Work task —
All of the data that follows should be retyped exactly as it appears.

Records provided —

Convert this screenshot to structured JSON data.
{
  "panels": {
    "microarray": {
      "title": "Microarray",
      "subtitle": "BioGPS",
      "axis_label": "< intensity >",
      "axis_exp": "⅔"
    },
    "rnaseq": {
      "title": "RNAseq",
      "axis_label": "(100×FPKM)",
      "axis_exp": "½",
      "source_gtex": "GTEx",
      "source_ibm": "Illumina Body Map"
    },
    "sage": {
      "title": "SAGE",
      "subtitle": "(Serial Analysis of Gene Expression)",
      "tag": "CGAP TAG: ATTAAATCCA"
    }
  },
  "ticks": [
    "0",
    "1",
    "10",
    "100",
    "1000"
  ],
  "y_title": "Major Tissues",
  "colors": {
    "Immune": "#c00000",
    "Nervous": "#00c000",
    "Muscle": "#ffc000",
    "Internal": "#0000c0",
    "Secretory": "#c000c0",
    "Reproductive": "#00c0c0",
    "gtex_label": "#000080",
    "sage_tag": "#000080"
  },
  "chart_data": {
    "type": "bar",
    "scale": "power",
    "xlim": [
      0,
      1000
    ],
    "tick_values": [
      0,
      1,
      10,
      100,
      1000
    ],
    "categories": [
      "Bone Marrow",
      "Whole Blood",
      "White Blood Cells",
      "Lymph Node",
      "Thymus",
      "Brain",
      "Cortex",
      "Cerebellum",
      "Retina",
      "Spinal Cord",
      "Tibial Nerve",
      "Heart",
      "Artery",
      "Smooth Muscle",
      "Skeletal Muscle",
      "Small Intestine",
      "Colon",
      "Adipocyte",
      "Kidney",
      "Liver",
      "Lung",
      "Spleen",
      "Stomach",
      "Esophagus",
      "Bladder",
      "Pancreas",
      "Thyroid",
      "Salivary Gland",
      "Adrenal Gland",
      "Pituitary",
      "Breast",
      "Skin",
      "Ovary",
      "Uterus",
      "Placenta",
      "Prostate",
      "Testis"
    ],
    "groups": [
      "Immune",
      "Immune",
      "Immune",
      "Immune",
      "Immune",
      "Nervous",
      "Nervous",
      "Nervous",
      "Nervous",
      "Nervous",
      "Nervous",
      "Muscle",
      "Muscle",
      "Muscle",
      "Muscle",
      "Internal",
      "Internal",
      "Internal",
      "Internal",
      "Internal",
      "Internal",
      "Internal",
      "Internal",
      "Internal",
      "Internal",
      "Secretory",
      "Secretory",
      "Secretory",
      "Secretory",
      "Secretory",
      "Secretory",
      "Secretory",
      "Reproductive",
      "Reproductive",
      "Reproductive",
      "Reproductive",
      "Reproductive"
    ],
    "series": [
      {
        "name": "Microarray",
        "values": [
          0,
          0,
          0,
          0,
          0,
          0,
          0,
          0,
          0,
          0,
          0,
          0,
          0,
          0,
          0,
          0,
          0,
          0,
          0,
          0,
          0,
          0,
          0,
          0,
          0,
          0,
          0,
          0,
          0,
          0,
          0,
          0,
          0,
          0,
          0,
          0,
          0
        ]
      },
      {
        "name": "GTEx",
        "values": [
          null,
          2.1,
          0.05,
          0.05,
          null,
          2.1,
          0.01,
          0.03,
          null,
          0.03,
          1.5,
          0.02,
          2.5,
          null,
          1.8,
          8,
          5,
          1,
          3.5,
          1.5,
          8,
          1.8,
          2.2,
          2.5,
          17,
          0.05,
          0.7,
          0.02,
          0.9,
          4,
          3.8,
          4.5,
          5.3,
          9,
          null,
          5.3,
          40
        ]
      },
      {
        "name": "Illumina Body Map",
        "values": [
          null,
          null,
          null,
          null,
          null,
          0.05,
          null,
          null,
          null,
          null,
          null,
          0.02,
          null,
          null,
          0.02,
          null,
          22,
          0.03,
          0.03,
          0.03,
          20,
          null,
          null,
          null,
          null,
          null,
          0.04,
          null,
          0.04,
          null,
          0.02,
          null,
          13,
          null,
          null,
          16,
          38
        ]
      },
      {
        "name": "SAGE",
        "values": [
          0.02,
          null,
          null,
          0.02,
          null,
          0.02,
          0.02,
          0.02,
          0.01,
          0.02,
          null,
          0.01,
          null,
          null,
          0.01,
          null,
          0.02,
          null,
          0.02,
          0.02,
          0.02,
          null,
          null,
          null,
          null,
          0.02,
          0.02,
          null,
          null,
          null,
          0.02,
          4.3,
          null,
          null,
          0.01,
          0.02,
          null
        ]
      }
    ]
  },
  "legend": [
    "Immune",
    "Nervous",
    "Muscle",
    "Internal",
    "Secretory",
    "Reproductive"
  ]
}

Answer section —
Convert this screenshot to structured JSON data.
{
  "panels": {
    "microarray": {
      "title": "Microarray",
      "subtitle": "BioGPS",
      "axis_label": "< intensity >",
      "axis_exp": "⅔"
    },
    "rnaseq": {
      "title": "RNAseq",
      "axis_label": "(100×FPKM)",
      "axis_exp": "½",
      "source_gtex": "GTEx",
      "source_ibm": "Illumina Body Map"
    },
    "sage": {
      "title": "SAGE",
      "subtitle": "(Serial Analysis of Gene Expression)",
      "tag": "CGAP TAG: ATTAAATCCA"
    }
  },
  "ticks": [
    "0",
    "1",
    "10",
    "100",
    "1000"
  ],
  "y_title": "Major Tissues",
  "colors": {
    "Immune": "#c00000",
    "Nervous": "#00c000",
    "Muscle": "#ffc000",
    "Internal": "#0000c0",
    "Secretory": "#c000c0",
    "Reproductive": "#00c0c0",
    "gtex_label": "#000080",
    "sage_tag": "#000080"
  },
  "chart_data": {
    "type": "bar",
    "scale": "power",
    "xlim": [
      0,
      1000
    ],
    "tick_values": [
      0,
      1,
      10,
      100,
      1000
    ],
    "categories": [
      "Bone Marrow",
      "Whole Blood",
      "White Blood Cells",
      "Lymph Node",
      "Thymus",
      "Brain",
      "Cortex",
      "Cerebellum",
      "Retina",
      "Spinal Cord",
      "Tibial Nerve",
      "Heart",
      "Artery",
      "Smooth Muscle",
      "Skeletal Muscle",
      "Small Intestine",
      "Colon",
      "Adipocyte",
      "Kidney",
      "Liver",
      "Lung",
      "Spleen",
      "Stomach",
      "Esophagus",
      "Bladder",
      "Pancreas",
      "Thyroid",
      "Salivary Gland",
      "Adrenal Gland",
      "Pituitary",
      "Breast",
      "Skin",
      "Ovary",
      "Uterus",
      "Placenta",
      "Prostate",
      "Testis"
    ],
    "groups": [
      "Immune",
      "Immune",
      "Immune",
      "Immune",
      "Immune",
      "Nervous",
      "Nervous",
      "Nervous",
      "Nervous",
      "Nervous",
      "Nervous",
      "Muscle",
      "Muscle",
      "Muscle",
      "Muscle",
      "Internal",
      "Internal",
      "Internal",
      "Internal",
      "Internal",
      "Internal",
      "Internal",
      "Internal",
      "Internal",
      "Internal",
      "Secretory",
      "Secretory",
      "Secretory",
      "Secretory",
      "Secretory",
      "Secretory",
      "Secretory",
      "Reproductive",
      "Reproductive",
      "Reproductive",
      "Reproductive",
      "Reproductive"
    ],
    "series": [
      {
        "name": "Microarray",
        "values": [
          0,
          0,
          0,
          0,
          0,
          0,
          0,
          0,
          0,
          0,
          0,
          0,
          0,
          0,
          0,
          0,
          0,
          0,
          0,
          0,
          0,
          0,
          0,
          0,
          0,
          0,
          0,
          0,
          0,
          0,
          0,
          0,
          0,
          0,
          0,
          0,
          0
        ]
      },
      {
        "name": "GTEx",
        "values": [
          null,
          2.1,
          0.05,
          0.05,
          null,
          2.1,
          0.01,
          0.03,
          null,
          0.03,
          1.5,
          0.02,
          2.5,
          null,
          1.8,
          8,
          5,
          1,
          3.5,
          1.5,
          8,
          1.8,
          2.2,
          2.5,
          17,
          0.05,
          0.7,
          0.02,
          0.9,
          4,
          3.8,
          4.5,
          5.3,
          9,
          null,
          5.3,
          40
        ]
      },
      {
        "name": "Illumina Body Map",
        "values": [
          null,
          null,
          null,
          null,
          null,
          0.05,
          null,
          null,
          null,
          null,
          null,
          0.02,
          null,
          null,
          0.02,
          null,
          22,
          0.03,
          0.03,
          0.03,
          20,
          null,
          null,
          null,
          null,
          null,
          0.04,
          null,
          0.04,
          null,
          0.02,
          null,
          13,
          null,
          null,
          16,
          38
        ]
      },
      {
        "name": "SAGE",
        "values": [
          0.02,
          null,
          null,
          0.02,
          null,
          0.02,
          0.02,
          0.02,
          0.01,
          0.02,
          null,
          0.01,
          null,
          null,
          0.01,
          null,
          0.02,
          null,
          0.02,
          0.02,
          0.02,
          null,
          null,
          null,
          null,
          0.02,
          0.02,
          null,
          null,
          null,
          0.02,
          4.3,
          null,
          null,
          0.01,
          0.02,
          null
        ]
      }
    ]
  },
  "legend": [
    "Immune",
    "Nervous",
    "Muscle",
    "Internal",
    "Secretory",
    "Reproductive"
  ]
}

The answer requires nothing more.